[Extracted data entries]
* * * *
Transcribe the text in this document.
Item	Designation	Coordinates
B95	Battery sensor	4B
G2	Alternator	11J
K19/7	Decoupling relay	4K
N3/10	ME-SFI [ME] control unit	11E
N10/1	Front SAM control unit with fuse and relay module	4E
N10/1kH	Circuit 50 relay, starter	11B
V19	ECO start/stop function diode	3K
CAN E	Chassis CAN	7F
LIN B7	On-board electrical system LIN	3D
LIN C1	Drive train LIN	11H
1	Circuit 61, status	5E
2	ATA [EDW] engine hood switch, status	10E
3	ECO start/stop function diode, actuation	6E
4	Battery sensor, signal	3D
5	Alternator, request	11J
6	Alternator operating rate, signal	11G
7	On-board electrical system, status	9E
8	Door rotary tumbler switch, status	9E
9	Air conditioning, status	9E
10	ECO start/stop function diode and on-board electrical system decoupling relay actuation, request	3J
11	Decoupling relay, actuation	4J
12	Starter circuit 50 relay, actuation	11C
* * * *
EXERCISE BRIEF »
Every entry in the listing must be retyped exactly.

FINAL RESULT »
Transcribe the text in this document.
Item	Designation	Coordinates
B95	Battery sensor	4B
G2	Alternator	11J
K19/7	Decoupling relay	4K
N3/10	ME-SFI [ME] control unit	11E
N10/1	Front SAM control unit with fuse and relay module	4E
N10/1kH	Circuit 50 relay, starter	11B
V19	ECO start/stop function diode	3K
CAN E	Chassis CAN	7F
LIN B7	On-board electrical system LIN	3D
LIN C1	Drive train LIN	11H
1	Circuit 61, status	5E
2	ATA [EDW] engine hood switch, status	10E
3	ECO start/stop function diode, actuation	6E
4	Battery sensor, signal	3D
5	Alternator, request	11J
6	Alternator operating rate, signal	11G
7	On-board electrical system, status	9E
8	Door rotary tumbler switch, status	9E
9	Air conditioning, status	9E
10	ECO start/stop function diode and on-board electrical system decoupling relay actuation, request	3J
11	Decoupling relay, actuation	4J
12	Starter circuit 50 relay, actuation	11C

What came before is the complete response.